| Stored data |
----
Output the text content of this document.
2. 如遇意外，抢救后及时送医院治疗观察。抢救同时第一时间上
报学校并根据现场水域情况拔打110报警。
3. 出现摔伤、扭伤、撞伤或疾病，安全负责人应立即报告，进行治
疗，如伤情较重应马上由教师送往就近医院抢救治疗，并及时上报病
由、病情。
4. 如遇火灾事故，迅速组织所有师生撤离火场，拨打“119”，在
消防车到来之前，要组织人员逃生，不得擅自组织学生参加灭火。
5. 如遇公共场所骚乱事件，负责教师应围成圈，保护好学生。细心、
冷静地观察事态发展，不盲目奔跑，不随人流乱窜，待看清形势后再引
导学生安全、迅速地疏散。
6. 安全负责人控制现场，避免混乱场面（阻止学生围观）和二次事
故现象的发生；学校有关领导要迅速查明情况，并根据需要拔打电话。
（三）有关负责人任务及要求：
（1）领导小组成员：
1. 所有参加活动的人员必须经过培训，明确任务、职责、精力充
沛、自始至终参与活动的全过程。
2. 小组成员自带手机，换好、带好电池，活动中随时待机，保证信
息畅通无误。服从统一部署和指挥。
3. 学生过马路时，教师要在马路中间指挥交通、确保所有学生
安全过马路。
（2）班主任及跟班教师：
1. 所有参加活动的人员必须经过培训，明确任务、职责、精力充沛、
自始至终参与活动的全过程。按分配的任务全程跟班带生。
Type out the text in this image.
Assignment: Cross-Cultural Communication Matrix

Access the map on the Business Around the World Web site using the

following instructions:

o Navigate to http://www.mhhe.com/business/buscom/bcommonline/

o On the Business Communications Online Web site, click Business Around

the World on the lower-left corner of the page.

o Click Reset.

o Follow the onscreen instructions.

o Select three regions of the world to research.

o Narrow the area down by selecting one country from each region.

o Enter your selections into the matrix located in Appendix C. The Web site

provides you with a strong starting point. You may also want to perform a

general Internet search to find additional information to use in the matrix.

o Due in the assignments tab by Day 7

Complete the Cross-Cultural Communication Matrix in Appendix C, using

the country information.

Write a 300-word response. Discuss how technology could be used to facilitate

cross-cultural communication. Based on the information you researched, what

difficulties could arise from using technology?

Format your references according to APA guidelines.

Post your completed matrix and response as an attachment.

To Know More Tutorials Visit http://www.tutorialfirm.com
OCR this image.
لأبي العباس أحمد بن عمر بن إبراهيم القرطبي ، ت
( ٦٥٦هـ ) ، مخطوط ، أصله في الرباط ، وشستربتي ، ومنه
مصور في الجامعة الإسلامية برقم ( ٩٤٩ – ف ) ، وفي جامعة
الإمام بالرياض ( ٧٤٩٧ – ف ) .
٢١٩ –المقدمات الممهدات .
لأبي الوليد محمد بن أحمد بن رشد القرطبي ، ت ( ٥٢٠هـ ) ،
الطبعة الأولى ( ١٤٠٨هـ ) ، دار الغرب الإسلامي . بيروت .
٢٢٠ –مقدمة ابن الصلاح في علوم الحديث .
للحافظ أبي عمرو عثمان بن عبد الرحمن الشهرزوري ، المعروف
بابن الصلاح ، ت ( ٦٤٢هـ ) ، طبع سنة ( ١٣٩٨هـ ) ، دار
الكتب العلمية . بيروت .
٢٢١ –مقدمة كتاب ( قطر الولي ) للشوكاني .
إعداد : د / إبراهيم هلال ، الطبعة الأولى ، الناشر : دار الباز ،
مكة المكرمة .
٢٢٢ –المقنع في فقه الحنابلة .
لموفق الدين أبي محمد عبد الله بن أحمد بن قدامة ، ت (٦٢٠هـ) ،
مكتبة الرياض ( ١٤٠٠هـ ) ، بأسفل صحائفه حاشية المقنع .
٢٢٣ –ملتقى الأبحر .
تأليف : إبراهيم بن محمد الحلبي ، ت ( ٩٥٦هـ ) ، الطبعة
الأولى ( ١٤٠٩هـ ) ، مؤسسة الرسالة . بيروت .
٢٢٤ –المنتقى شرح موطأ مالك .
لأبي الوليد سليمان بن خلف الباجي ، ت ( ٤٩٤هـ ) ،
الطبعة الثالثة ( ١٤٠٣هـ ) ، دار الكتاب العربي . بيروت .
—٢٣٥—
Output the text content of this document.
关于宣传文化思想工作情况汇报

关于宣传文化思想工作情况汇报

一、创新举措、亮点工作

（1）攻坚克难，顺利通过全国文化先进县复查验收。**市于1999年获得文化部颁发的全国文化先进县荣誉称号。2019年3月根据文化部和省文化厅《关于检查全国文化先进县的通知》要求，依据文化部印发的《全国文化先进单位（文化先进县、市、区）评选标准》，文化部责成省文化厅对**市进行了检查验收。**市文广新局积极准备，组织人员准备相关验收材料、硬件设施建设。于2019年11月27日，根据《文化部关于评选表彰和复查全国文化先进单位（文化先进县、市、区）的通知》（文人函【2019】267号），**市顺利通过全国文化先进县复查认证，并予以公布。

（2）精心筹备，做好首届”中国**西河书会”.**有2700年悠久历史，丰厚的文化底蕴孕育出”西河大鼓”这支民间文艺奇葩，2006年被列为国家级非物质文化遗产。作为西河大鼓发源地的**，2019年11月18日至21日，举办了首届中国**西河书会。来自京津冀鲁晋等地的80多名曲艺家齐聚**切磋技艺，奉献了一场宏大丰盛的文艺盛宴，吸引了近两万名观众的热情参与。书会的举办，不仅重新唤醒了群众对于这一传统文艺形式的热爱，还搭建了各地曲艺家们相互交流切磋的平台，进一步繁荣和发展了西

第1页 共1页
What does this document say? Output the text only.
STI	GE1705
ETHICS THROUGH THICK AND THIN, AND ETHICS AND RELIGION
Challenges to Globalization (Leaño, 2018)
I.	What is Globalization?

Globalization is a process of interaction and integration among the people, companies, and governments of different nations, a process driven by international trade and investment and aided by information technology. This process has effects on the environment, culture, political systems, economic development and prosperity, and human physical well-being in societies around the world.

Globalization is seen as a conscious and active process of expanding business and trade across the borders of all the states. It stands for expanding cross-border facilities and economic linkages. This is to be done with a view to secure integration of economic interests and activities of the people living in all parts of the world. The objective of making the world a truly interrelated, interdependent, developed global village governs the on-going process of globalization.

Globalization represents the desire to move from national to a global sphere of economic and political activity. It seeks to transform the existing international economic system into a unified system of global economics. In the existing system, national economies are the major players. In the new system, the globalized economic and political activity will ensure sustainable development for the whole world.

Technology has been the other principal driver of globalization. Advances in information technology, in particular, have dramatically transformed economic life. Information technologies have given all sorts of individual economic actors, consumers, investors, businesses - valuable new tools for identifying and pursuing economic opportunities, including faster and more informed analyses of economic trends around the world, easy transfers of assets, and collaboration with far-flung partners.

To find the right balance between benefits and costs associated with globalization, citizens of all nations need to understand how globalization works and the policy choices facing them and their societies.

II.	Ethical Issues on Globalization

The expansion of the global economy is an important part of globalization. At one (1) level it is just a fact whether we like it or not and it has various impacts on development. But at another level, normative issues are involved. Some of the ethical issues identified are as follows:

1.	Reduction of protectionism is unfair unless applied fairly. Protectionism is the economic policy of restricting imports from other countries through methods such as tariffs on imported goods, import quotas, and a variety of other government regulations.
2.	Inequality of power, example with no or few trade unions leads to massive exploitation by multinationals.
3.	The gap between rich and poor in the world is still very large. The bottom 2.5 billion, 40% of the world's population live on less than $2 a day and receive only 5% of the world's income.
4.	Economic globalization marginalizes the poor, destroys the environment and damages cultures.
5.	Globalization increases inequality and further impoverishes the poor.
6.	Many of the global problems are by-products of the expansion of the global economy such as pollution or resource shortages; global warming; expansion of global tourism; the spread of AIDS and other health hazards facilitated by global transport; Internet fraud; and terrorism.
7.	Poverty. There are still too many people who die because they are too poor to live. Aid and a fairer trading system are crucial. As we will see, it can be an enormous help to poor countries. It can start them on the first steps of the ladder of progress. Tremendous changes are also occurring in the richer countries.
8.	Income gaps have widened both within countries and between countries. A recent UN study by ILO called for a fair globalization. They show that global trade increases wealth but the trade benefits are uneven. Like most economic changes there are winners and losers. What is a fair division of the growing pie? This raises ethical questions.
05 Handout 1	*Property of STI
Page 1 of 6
----
| TASK |
Copy out every line from the material above in which the word "Appendix" appears.

| FINAL RESULT |
o Enter your selections into the matrix located in Appendix C. The Web site
Complete the Cross-Cultural Communication Matrix in Appendix C, using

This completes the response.